_ITEMS_:
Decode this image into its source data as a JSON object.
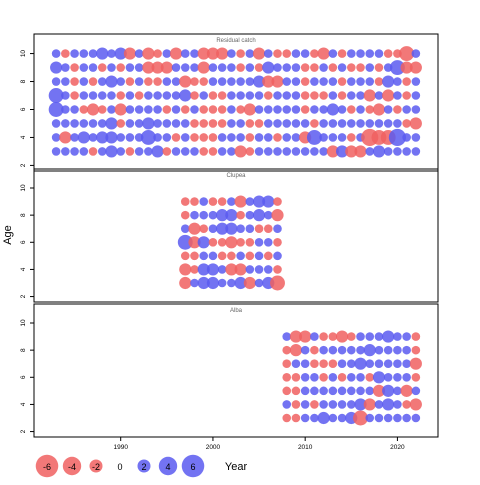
{
  "chart_data": {
    "type": "scatter",
    "ylabel": "Age",
    "xlabel": "Year",
    "xlim": [
      1980.6,
      2024.4
    ],
    "x_ticks": [
      "1990",
      "2000",
      "2010",
      "2020"
    ],
    "bubble_legend": {
      "labels": [
        "-6",
        "-4",
        "-2",
        "0",
        "2",
        "4",
        "6"
      ],
      "values": [
        -6,
        -4,
        -2,
        0,
        2,
        4,
        6
      ]
    },
    "colors": {
      "positive": "#5a5af0",
      "negative": "#f06060",
      "frame": "#000000"
    },
    "panels": [
      {
        "name": "Residual catch",
        "ylim": [
          1.6,
          11.4
        ],
        "y_ticks": [
          "2",
          "4",
          "6",
          "8",
          "10"
        ],
        "years": [
          1983,
          2022
        ],
        "ages": [
          3,
          10
        ],
        "rows": {
          "10": [
            1,
            -1,
            1,
            1,
            1,
            2,
            1,
            2,
            -2,
            1,
            -2,
            -1,
            1,
            -2,
            1,
            1,
            -2,
            -2,
            -2,
            1,
            -1,
            1,
            -2,
            1,
            -1,
            -1,
            1,
            1,
            -1,
            -2,
            1,
            -1,
            1,
            1,
            1,
            1,
            -1,
            -1,
            -3,
            1
          ],
          "9": [
            2,
            1,
            -1,
            1,
            1,
            -1,
            1,
            -1,
            1,
            1,
            -2,
            -2,
            -2,
            1,
            1,
            1,
            -2,
            1,
            1,
            1,
            -1,
            1,
            -1,
            2,
            1,
            1,
            1,
            -1,
            -1,
            1,
            -1,
            1,
            -1,
            -1,
            1,
            -1,
            1,
            3,
            -2,
            -2
          ],
          "8": [
            1,
            1,
            -1,
            1,
            -1,
            1,
            2,
            1,
            -1,
            1,
            -1,
            -1,
            1,
            1,
            -2,
            -1,
            -1,
            1,
            1,
            1,
            1,
            1,
            2,
            -2,
            -2,
            1,
            1,
            -1,
            1,
            1,
            1,
            -1,
            1,
            1,
            1,
            -1,
            2,
            1,
            -1,
            1
          ],
          "7": [
            3,
            1,
            -1,
            1,
            1,
            1,
            1,
            -1,
            1,
            -1,
            1,
            1,
            1,
            1,
            2,
            -1,
            1,
            -1,
            -1,
            1,
            1,
            1,
            1,
            -1,
            1,
            1,
            1,
            -1,
            -1,
            -1,
            1,
            -1,
            1,
            1,
            -2,
            1,
            -2,
            1,
            -1,
            1
          ],
          "6": [
            3,
            1,
            1,
            -1,
            -2,
            -1,
            1,
            -2,
            1,
            1,
            1,
            1,
            -1,
            1,
            -1,
            1,
            -1,
            -1,
            -1,
            1,
            -1,
            -2,
            1,
            1,
            1,
            1,
            1,
            -1,
            1,
            1,
            2,
            1,
            -1,
            1,
            -1,
            -2,
            1,
            -1,
            1,
            1
          ],
          "5": [
            1,
            1,
            1,
            1,
            1,
            1,
            2,
            -1,
            1,
            1,
            2,
            1,
            1,
            1,
            1,
            -1,
            -1,
            -1,
            -1,
            1,
            1,
            -1,
            -1,
            1,
            1,
            1,
            1,
            1,
            -1,
            1,
            1,
            1,
            1,
            1,
            1,
            1,
            1,
            1,
            -1,
            -2
          ],
          "4": [
            1,
            -2,
            1,
            2,
            1,
            2,
            2,
            1,
            1,
            1,
            3,
            1,
            1,
            -1,
            1,
            -1,
            -1,
            -1,
            1,
            1,
            1,
            -1,
            1,
            1,
            -1,
            1,
            1,
            -2,
            3,
            1,
            1,
            1,
            -1,
            1,
            -4,
            -3,
            -3,
            4,
            1,
            1
          ],
          "3": [
            1,
            1,
            1,
            1,
            -1,
            1,
            2,
            1,
            -1,
            1,
            1,
            2,
            -1,
            1,
            1,
            1,
            -1,
            -1,
            1,
            1,
            -2,
            -1,
            1,
            1,
            1,
            1,
            1,
            1,
            1,
            1,
            -2,
            2,
            -2,
            -2,
            1,
            2,
            1,
            1,
            1,
            1
          ]
        }
      },
      {
        "name": "Clupea",
        "ylim": [
          1.6,
          11.4
        ],
        "y_ticks": [
          "2",
          "4",
          "6",
          "8",
          "10"
        ],
        "years": [
          1997,
          2007
        ],
        "ages": [
          3,
          9
        ],
        "rows": {
          "9": [
            -1,
            -1,
            1,
            -1,
            -1,
            1,
            -2,
            1,
            2,
            2,
            -1
          ],
          "8": [
            -1,
            1,
            1,
            1,
            2,
            2,
            -1,
            1,
            2,
            1,
            -2
          ],
          "7": [
            1,
            -2,
            -1,
            1,
            2,
            2,
            1,
            1,
            -1,
            -1,
            1
          ],
          "6": [
            3,
            -2,
            2,
            -1,
            -1,
            -2,
            -1,
            -1,
            1,
            1,
            -1
          ],
          "5": [
            -1,
            -1,
            1,
            1,
            -1,
            -1,
            1,
            -1,
            1,
            -1,
            1
          ],
          "4": [
            -2,
            -1,
            2,
            2,
            1,
            -2,
            -2,
            1,
            1,
            1,
            -1
          ],
          "3": [
            -2,
            1,
            2,
            2,
            1,
            1,
            2,
            -2,
            1,
            2,
            -3
          ]
        }
      },
      {
        "name": "Alba",
        "ylim": [
          1.6,
          11.4
        ],
        "y_ticks": [
          "2",
          "4",
          "6",
          "8",
          "10"
        ],
        "years": [
          2008,
          2022
        ],
        "ages": [
          3,
          9
        ],
        "rows": {
          "9": [
            1,
            -2,
            -2,
            1,
            -1,
            -1,
            -2,
            -1,
            1,
            1,
            1,
            2,
            1,
            1,
            -1
          ],
          "8": [
            -1,
            -2,
            1,
            -1,
            1,
            1,
            1,
            1,
            1,
            2,
            1,
            1,
            1,
            1,
            -1
          ],
          "7": [
            -1,
            1,
            1,
            -1,
            -1,
            -1,
            1,
            1,
            2,
            1,
            1,
            1,
            1,
            1,
            -2
          ],
          "6": [
            -1,
            -1,
            1,
            1,
            -1,
            1,
            -1,
            1,
            1,
            -1,
            2,
            1,
            1,
            1,
            -1
          ],
          "5": [
            -1,
            -1,
            1,
            1,
            1,
            1,
            1,
            1,
            1,
            1,
            -2,
            2,
            1,
            -2,
            1
          ],
          "4": [
            1,
            -1,
            1,
            -1,
            1,
            1,
            1,
            1,
            2,
            -2,
            1,
            2,
            1,
            -1,
            -2
          ],
          "3": [
            -1,
            -1,
            1,
            1,
            2,
            1,
            1,
            2,
            -3,
            1,
            1,
            1,
            1,
            1,
            1
          ]
        }
      }
    ]
  }
}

_AIM OF THE TASK_:
Write out each line of the data that holds the string "name".

_RESPONSE TO THIS TASK_:
        "name": "Residual catch",
        "name": "Clupea",
        "name": "Alba",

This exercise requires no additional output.